Written request
Write each line of the entries below as one string in a JSON list, skipping blank lines and leaving out the pictures.

Input data
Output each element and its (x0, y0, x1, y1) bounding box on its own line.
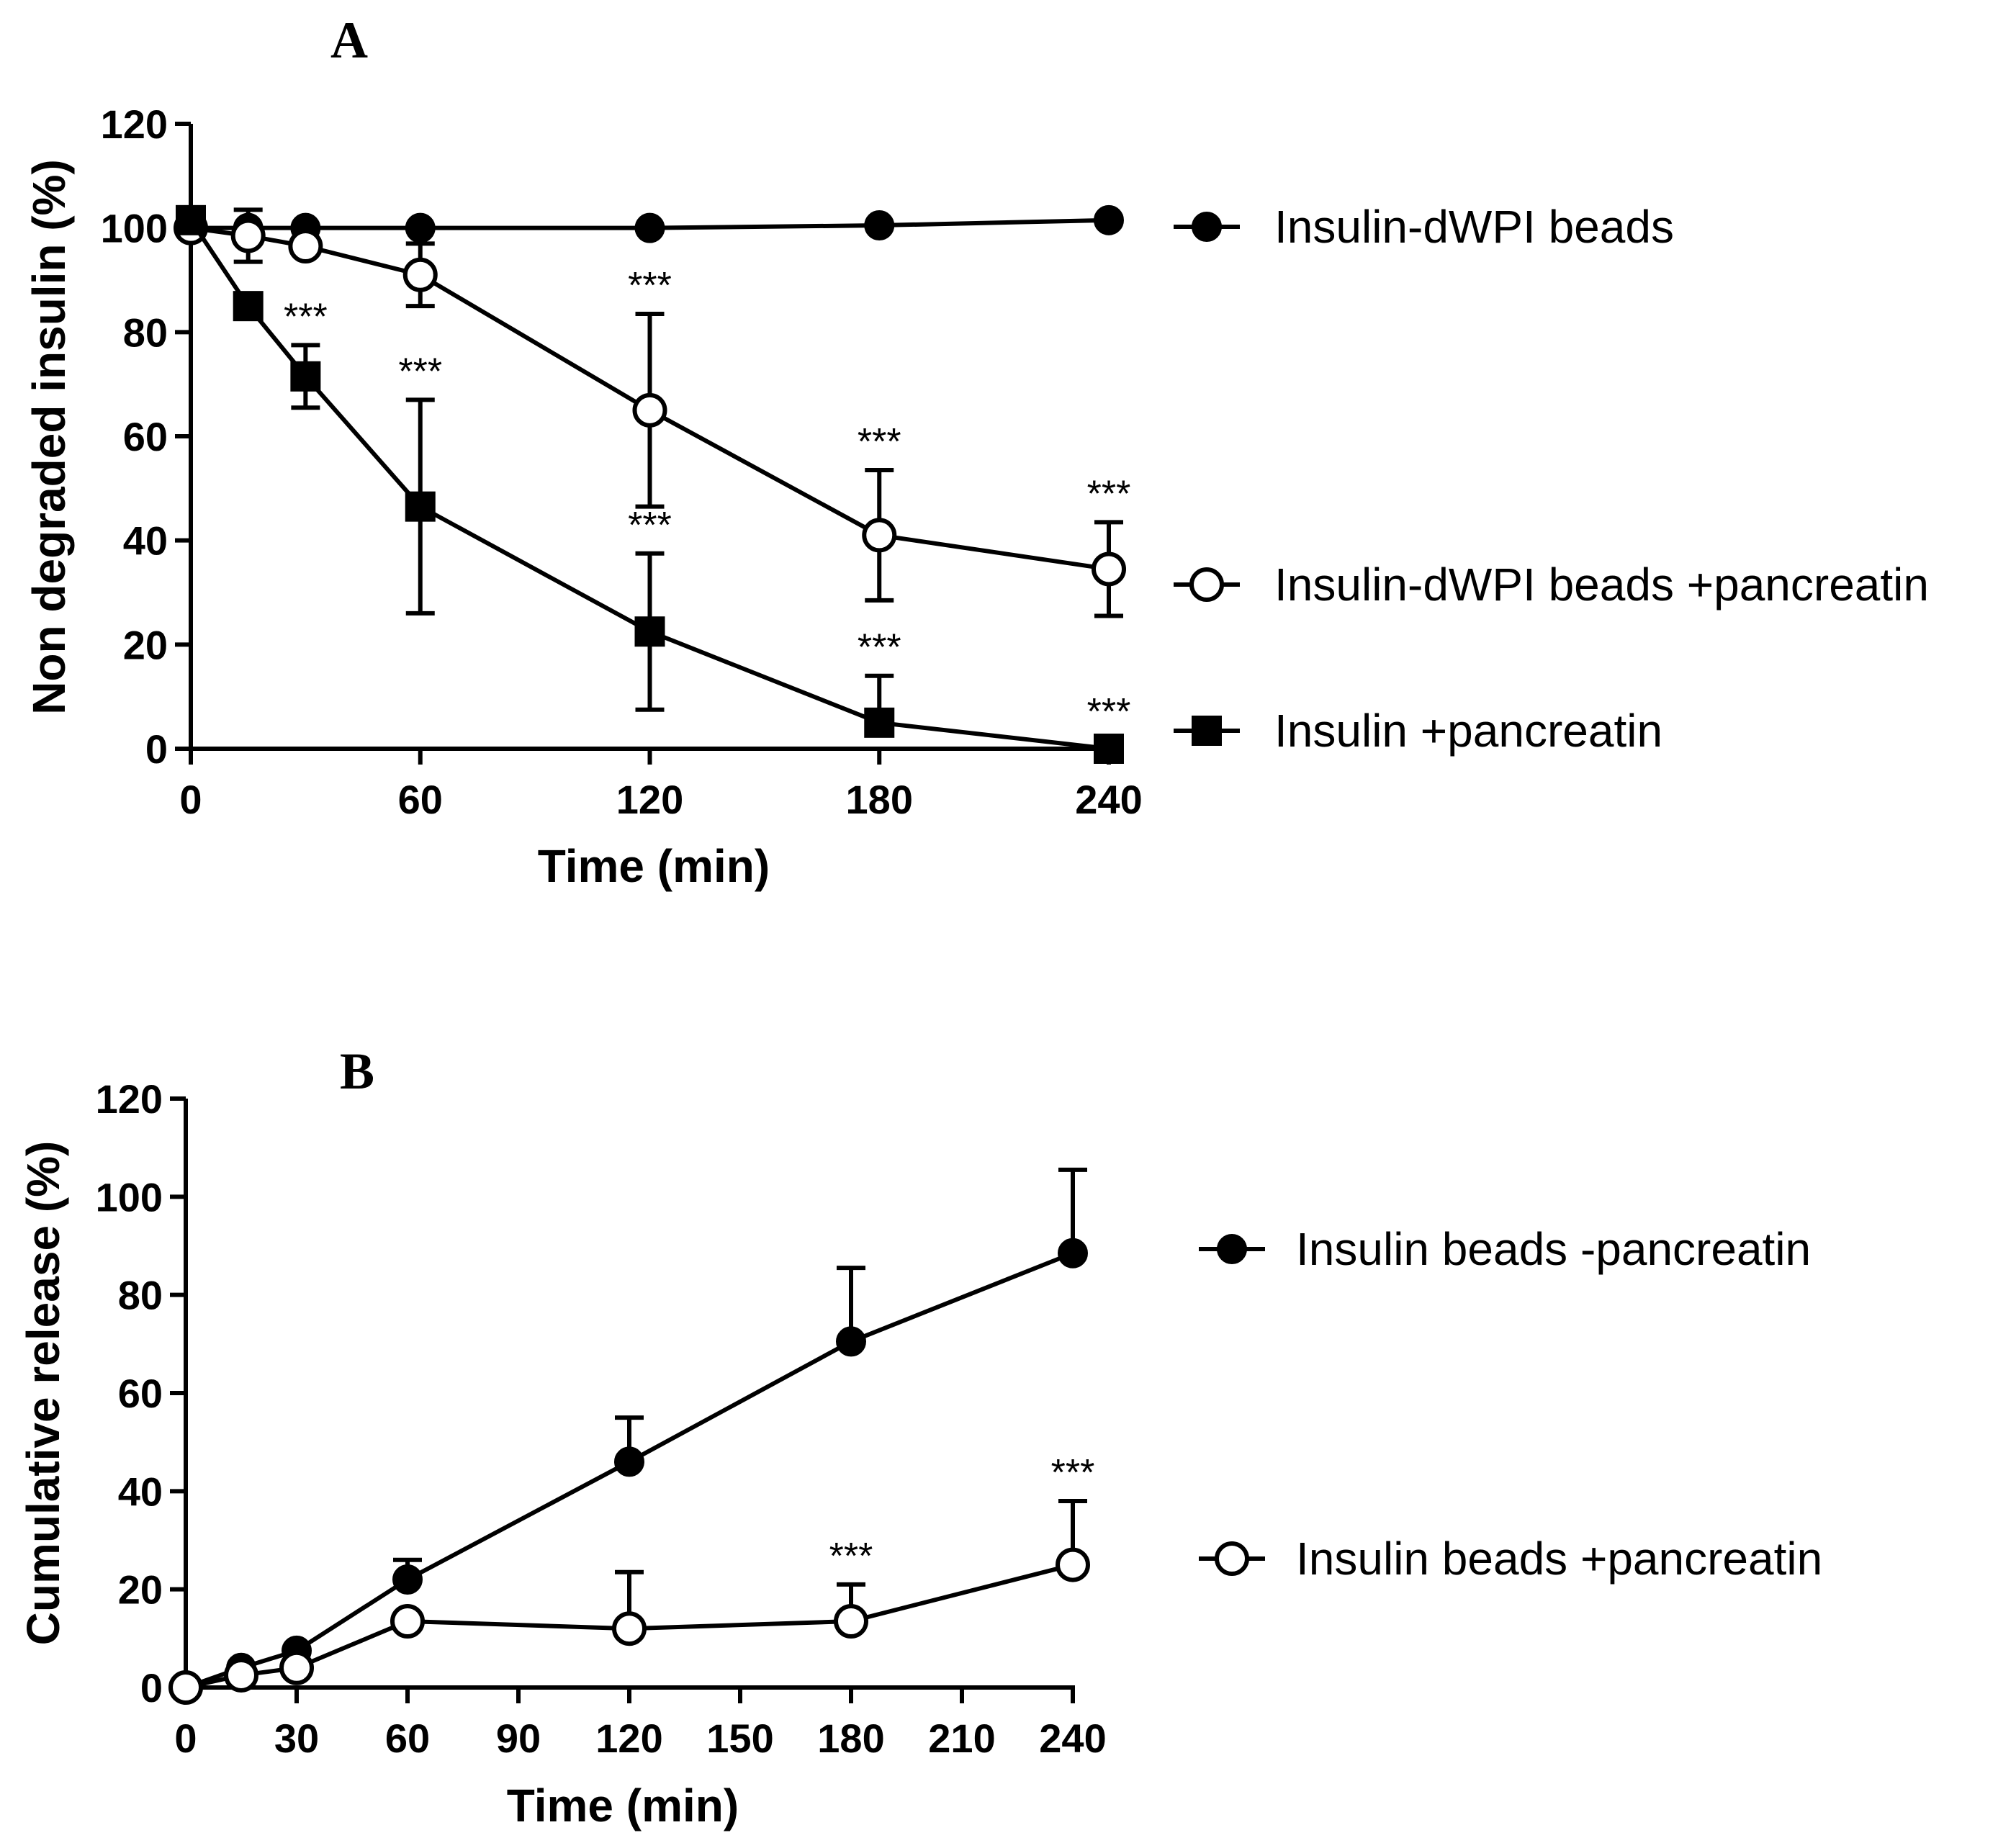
panel-b-x-tick-label-240: 240 (1039, 1716, 1106, 1761)
panel-b-x-axis-title: Time (min) (507, 1780, 739, 1831)
panel-b-series-2-point-15 (224, 1657, 258, 1693)
panel-b-legend-marker-1 (1217, 1234, 1247, 1264)
panel-b-series-1-point-240 (1058, 1238, 1088, 1269)
panel-a-series-2-significance-120: *** (628, 265, 672, 307)
panel-a: A 0 20 40 60 80 100 120 0 60 120 180 240 Time (min)… (23, 12, 1929, 892)
panel-b-series-2-point-60 (390, 1603, 425, 1639)
panel-a-y-tick-label-120: 120 (101, 102, 168, 147)
panel-b-y-tick-label-40: 40 (118, 1469, 163, 1514)
panel-b-y-tick-label-120: 120 (96, 1076, 163, 1122)
panel-b-legend-label-1: Insulin beads -pancreatin (1296, 1223, 1811, 1275)
panel-b-x-tick-label-0: 0 (174, 1716, 197, 1761)
panel-a-series-1-point-60 (405, 212, 436, 243)
panel-a-x-tick-label-120: 120 (616, 777, 683, 822)
panel-a-series-3-point-30 (290, 361, 321, 392)
panel-b-series-2-point-30 (279, 1650, 314, 1685)
panel-a-series-1-point-120 (634, 212, 665, 243)
panel-a-legend-label-1: Insulin-dWPI beads (1274, 201, 1674, 253)
panel-b-y-tick-label-0: 0 (140, 1665, 163, 1711)
panel-a-x-axis-title: Time (min) (538, 840, 770, 892)
panel-b-series-1-point-60 (392, 1564, 423, 1595)
panel-a-letter: A (330, 12, 368, 69)
panel-b-legend: Insulin beads -pancreatin Insulin beads +… (1199, 1223, 1822, 1585)
panel-b-x-tick-label-180: 180 (817, 1716, 884, 1761)
panel-b-legend-marker-2 (1215, 1541, 1249, 1576)
panel-a-series-3-point-60 (405, 491, 436, 522)
panel-a-legend-item-2: Insulin-dWPI beads +pancreatin (1174, 559, 1929, 610)
panel-a-series-2-point-120 (632, 392, 667, 428)
panel-a-series-3-significance-120: *** (628, 505, 672, 546)
panel-a-y-tick-label-100: 100 (101, 206, 168, 251)
panel-a-series-2-point-60 (402, 257, 438, 292)
panel-a-series-1-point-180 (864, 210, 895, 241)
panel-a-series-3-point-180 (864, 707, 895, 738)
panel-b-y-axis-title: Cumulative release (%) (17, 1141, 69, 1646)
panel-a-series-3-point-240 (1094, 734, 1124, 764)
panel-a-x-tick-label-60: 60 (398, 777, 443, 822)
panel-b-legend-label-2: Insulin beads +pancreatin (1296, 1533, 1822, 1585)
panel-a-series-3: *** *** *** *** *** (176, 204, 1131, 764)
panel-b-x-tick-label-210: 210 (928, 1716, 995, 1761)
panel-a-legend-label-2: Insulin-dWPI beads +pancreatin (1274, 559, 1929, 610)
panel-b-series-1-point-120 (614, 1446, 644, 1477)
panel-b-series-2-significance-240: *** (1051, 1452, 1095, 1494)
panel-b-series-2-significance-180: *** (829, 1536, 873, 1577)
panel-a-legend-item-3: Insulin +pancreatin (1174, 705, 1662, 757)
panel-a-legend-marker-1 (1192, 212, 1222, 242)
panel-b-series-1-point-180 (836, 1326, 866, 1357)
panel-a-series-1-point-240 (1094, 204, 1124, 235)
panel-b-series: *** *** (168, 1167, 1095, 1705)
panel-a-y-tick-label-60: 60 (123, 414, 168, 459)
panel-a-series-2-point-180 (862, 518, 897, 553)
panel-a-y-tick-label-20: 20 (123, 622, 168, 667)
panel-b-y-tick-label-20: 20 (118, 1567, 163, 1613)
panel-b-letter: B (340, 1042, 374, 1100)
panel-b-x-tick-label-90: 90 (496, 1716, 541, 1761)
panel-a-series-3-significance-30: *** (284, 296, 328, 338)
panel-a-legend-item-1: Insulin-dWPI beads (1174, 201, 1674, 253)
panel-b-series-2: *** *** (168, 1452, 1095, 1705)
panel-a-series-3-point-15 (233, 291, 264, 322)
panel-b-series-2-point-0 (168, 1670, 203, 1705)
panel-b-x-tick-label-30: 30 (274, 1716, 319, 1761)
panel-a-y-tick-label-80: 80 (123, 310, 168, 355)
panel-a-legend-marker-3 (1192, 716, 1222, 746)
panel-a-legend-label-3: Insulin +pancreatin (1274, 705, 1662, 757)
panel-b-y-tick-label-80: 80 (118, 1273, 163, 1318)
panel-a-series-3-point-120 (634, 616, 665, 647)
panel-b-series-2-point-180 (834, 1603, 868, 1639)
panel-a-series-2-point-15 (230, 218, 266, 253)
panel-a-x-tick-label-0: 0 (179, 777, 202, 822)
panel-b-legend-item-1: Insulin beads -pancreatin (1199, 1223, 1811, 1275)
panel-a-series-2-point-30 (288, 228, 323, 263)
panel-a-y-axis-title: Non degraded insulin (%) (23, 159, 75, 715)
panel-a-x-tick-label-240: 240 (1075, 777, 1142, 822)
panel-a-series-2-significance-240: *** (1087, 473, 1131, 515)
panel-b-ticks: 0 20 40 60 80 100 120 0 30 60 90 120 150 180 210 240 (96, 1076, 1107, 1761)
panel-b-legend-item-2: Insulin beads +pancreatin (1199, 1533, 1822, 1585)
panel-b-x-tick-label-120: 120 (595, 1716, 662, 1761)
panel-b-y-tick-label-100: 100 (96, 1174, 163, 1220)
panel-a-series-3-significance-60: *** (398, 351, 442, 392)
panel-a-series-2-point-240 (1092, 551, 1126, 587)
panel-a-series-3-significance-240: *** (1087, 691, 1131, 733)
panel-a-series-3-point-0 (176, 204, 206, 235)
panel-b-x-tick-label-60: 60 (385, 1716, 430, 1761)
panel-a-legend: Insulin-dWPI beads Insulin-dWPI beads +pa… (1174, 201, 1929, 757)
panel-b-y-tick-label-60: 60 (118, 1371, 163, 1416)
panel-a-series: *** *** *** *** *** *** *** *** (174, 204, 1131, 764)
panel-b-series-2-point-240 (1056, 1547, 1090, 1582)
panel-a-series-2-significance-180: *** (858, 421, 901, 463)
panel-a-x-tick-label-180: 180 (846, 777, 913, 822)
panel-a-series-3-significance-180: *** (858, 627, 901, 669)
panel-b-x-tick-label-150: 150 (706, 1716, 773, 1761)
panel-a-series-2: *** *** *** (174, 207, 1131, 618)
panel-a-y-tick-label-40: 40 (123, 518, 168, 564)
panel-a-legend-marker-2 (1189, 567, 1224, 602)
panel-a-y-tick-label-0: 0 (145, 726, 168, 772)
panel-b-series-2-point-120 (612, 1611, 647, 1646)
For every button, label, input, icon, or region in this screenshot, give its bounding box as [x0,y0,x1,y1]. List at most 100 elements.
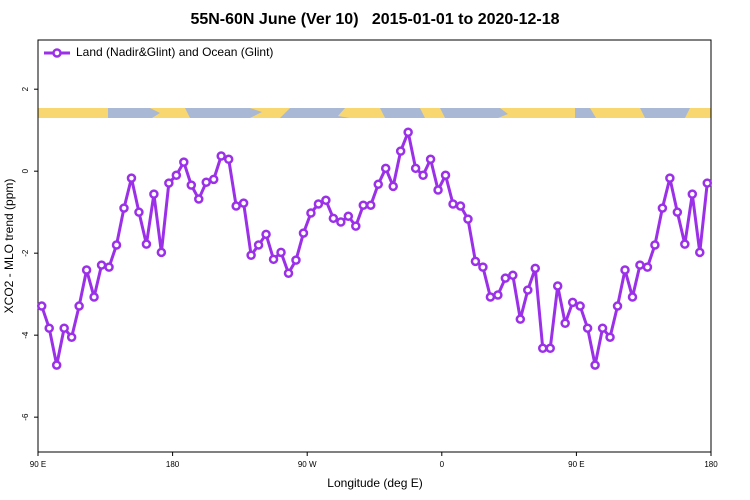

Answer to the problem
[
  "Output each element and its (x0, y0, x1, y1) bounding box on its own line.",
  "panel-b-x-tick-label-240: 240 (1039, 1716, 1106, 1761)",
  "panel-b-x-axis-title: Time (min) (507, 1780, 739, 1831)",
  "panel-b-series-2-point-15 (224, 1657, 258, 1693)",
  "panel-b-legend-marker-1 (1217, 1234, 1247, 1264)",
  "panel-b-series-1-point-240 (1058, 1238, 1088, 1269)",
  "panel-a-series-2-significance-120: *** (628, 265, 672, 307)",
  "panel-a: A 0 20 40 60 80 100 120 0 60 120 180 240 Time (min)… (23, 12, 1929, 892)",
  "panel-b-series-2-point-60 (390, 1603, 425, 1639)",
  "panel-a-y-tick-label-120: 120 (101, 102, 168, 147)",
  "panel-b-y-tick-label-40: 40 (118, 1469, 163, 1514)",
  "panel-b-y-tick-label-120: 120 (96, 1076, 163, 1122)",
  "panel-b-legend-label-1: Insulin beads -pancreatin (1296, 1223, 1811, 1275)",
  "panel-b-x-tick-label-0: 0 (174, 1716, 197, 1761)",
  "panel-a-series-1-point-60 (405, 212, 436, 243)",
  "panel-a-x-tick-label-120: 120 (616, 777, 683, 822)",
  "panel-a-series-3-point-30 (290, 361, 321, 392)",
  "panel-b-series-2-point-30 (279, 1650, 314, 1685)",
  "panel-a-series-1-point-120 (634, 212, 665, 243)",
  "panel-a-legend-label-1: Insulin-dWPI beads (1274, 201, 1674, 253)",
  "panel-b-y-tick-label-0: 0 (140, 1665, 163, 1711)",
  "panel-a-x-axis-title: Time (min) (538, 840, 770, 892)",
  "panel-b-series-1-point-60 (392, 1564, 423, 1595)",
  "panel-a-letter: A (330, 12, 368, 69)",
  "panel-b-legend: Insulin beads -pancreatin Insulin beads +… (1199, 1223, 1822, 1585)",
  "panel-b-x-tick-label-180: 180 (817, 1716, 884, 1761)",
  "panel-b-legend-marker-2 (1215, 1541, 1249, 1576)",
  "panel-a-series-3-point-60 (405, 491, 436, 522)",
  "panel-a-legend-item-2: Insulin-dWPI beads +pancreatin (1174, 559, 1929, 610)",
  "panel-a-series-2-point-120 (632, 392, 667, 428)",
  "panel-a-series-3-significance-120: *** (628, 505, 672, 546)",
  "panel-a-y-tick-label-100: 100 (101, 206, 168, 251)",
  "panel-a-series-2-point-60 (402, 257, 438, 292)",
  "panel-a-series-1-point-180 (864, 210, 895, 241)",
  "panel-a-series-3-point-180 (864, 707, 895, 738)",
  "panel-b-y-axis-title: Cumulative release (%) (17, 1141, 69, 1646)",
  "panel-a-series-3-point-240 (1094, 734, 1124, 764)",
  "panel-a-x-tick-label-60: 60 (398, 777, 443, 822)",
  "panel-b-legend-label-2: Insulin beads +pancreatin (1296, 1533, 1822, 1585)",
  "panel-a-series-3: *** *** *** *** *** (176, 204, 1131, 764)",
  "panel-b-x-tick-label-210: 210 (928, 1716, 995, 1761)",
  "panel-a-legend-label-2: Insulin-dWPI beads +pancreatin (1274, 559, 1929, 610)",
  "panel-b-series-1-point-120 (614, 1446, 644, 1477)",
  "panel-b-series-2-significance-240: *** (1051, 1452, 1095, 1494)",
  "panel-b-series-2-significance-180: *** (829, 1536, 873, 1577)",
  "panel-a-legend-item-3: Insulin +pancreatin (1174, 705, 1662, 757)",
  "panel-a-legend-marker-1 (1192, 212, 1222, 242)",
  "panel-b-series-1-point-180 (836, 1326, 866, 1357)",
  "panel-a-series-1-point-240 (1094, 204, 1124, 235)",
  "panel-b-series: *** *** (168, 1167, 1095, 1705)",
  "panel-a-y-tick-label-60: 60 (123, 414, 168, 459)",
  "panel-a-series-2-point-180 (862, 518, 897, 553)",
  "panel-a-y-tick-label-20: 20 (123, 622, 168, 667)",
  "panel-b-y-tick-label-20: 20 (118, 1567, 163, 1613)",
  "panel-b-letter: B (340, 1042, 374, 1100)",
  "panel-b-x-tick-label-90: 90 (496, 1716, 541, 1761)",
  "panel-a-series-3-significance-30: *** (284, 296, 328, 338)",
  "panel-a-legend-item-1: Insulin-dWPI beads (1174, 201, 1674, 253)",
  "panel-b-series-2: *** *** (168, 1452, 1095, 1705)",
  "panel-a-series-3-point-15 (233, 291, 264, 322)",
  "panel-b-series-2-point-0 (168, 1670, 203, 1705)",
  "panel-b-x-tick-label-30: 30 (274, 1716, 319, 1761)",
  "panel-a-y-tick-label-80: 80 (123, 310, 168, 355)",
  "panel-a-legend-marker-3 (1192, 716, 1222, 746)",
  "panel-a-legend-label-3: Insulin +pancreatin (1274, 705, 1662, 757)",
  "panel-b-y-tick-label-80: 80 (118, 1273, 163, 1318)",
  "panel-a-series-3-point-120 (634, 616, 665, 647)",
  "panel-b-series-2-point-180 (834, 1603, 868, 1639)",
  "panel-a-series-2-point-15 (230, 218, 266, 253)",
  "panel-a-x-tick-label-0: 0 (179, 777, 202, 822)",
  "panel-b-legend-item-1: Insulin beads -pancreatin (1199, 1223, 1811, 1275)",
  "panel-a-series-2-point-30 (288, 228, 323, 263)",
  "panel-a-y-axis-title: Non degraded insulin (%) (23, 159, 75, 715)",
  "panel-a-x-tick-label-240: 240 (1075, 777, 1142, 822)",
  "panel-a-series-2-significance-240: *** (1087, 473, 1131, 515)",
  "panel-b-ticks: 0 20 40 60 80 100 120 0 30 60 90 120 150 180 210 240 (96, 1076, 1107, 1761)",
  "panel-b-legend-item-2: Insulin beads +pancreatin (1199, 1533, 1822, 1585)",
  "panel-b-x-tick-label-120: 120 (595, 1716, 662, 1761)",
  "panel-b-y-tick-label-100: 100 (96, 1174, 163, 1220)",
  "panel-a-series-3-significance-60: *** (398, 351, 442, 392)",
  "panel-a-series-2-point-240 (1092, 551, 1126, 587)",
  "panel-a-series-3-significance-240: *** (1087, 691, 1131, 733)",
  "panel-a-series-3-point-0 (176, 204, 206, 235)",
  "panel-b-x-tick-label-60: 60 (385, 1716, 430, 1761)",
  "panel-a-legend: Insulin-dWPI beads Insulin-dWPI beads +pa… (1174, 201, 1929, 757)",
  "panel-b-y-tick-label-60: 60 (118, 1371, 163, 1416)",
  "panel-a-series: *** *** *** *** *** *** *** *** (174, 204, 1131, 764)",
  "panel-b-series-2-point-240 (1056, 1547, 1090, 1582)",
  "panel-a-series-2-significance-180: *** (858, 421, 901, 463)",
  "panel-a-x-tick-label-180: 180 (846, 777, 913, 822)",
  "panel-a-series-3-significance-180: *** (858, 627, 901, 669)",
  "panel-b-x-tick-label-150: 150 (706, 1716, 773, 1761)",
  "panel-a-series-2: *** *** *** (174, 207, 1131, 618)",
  "panel-a-y-tick-label-40: 40 (123, 518, 168, 564)",
  "panel-a-legend-marker-2 (1189, 567, 1224, 602)",
  "panel-a-y-tick-label-0: 0 (145, 726, 168, 772)",
  "panel-b-series-2-point-120 (612, 1611, 647, 1646)",
  "For every button, label, input, icon, or region in this screenshot, give its bounding box as [x0,y0,x1,y1]. List at most 100 elements."
]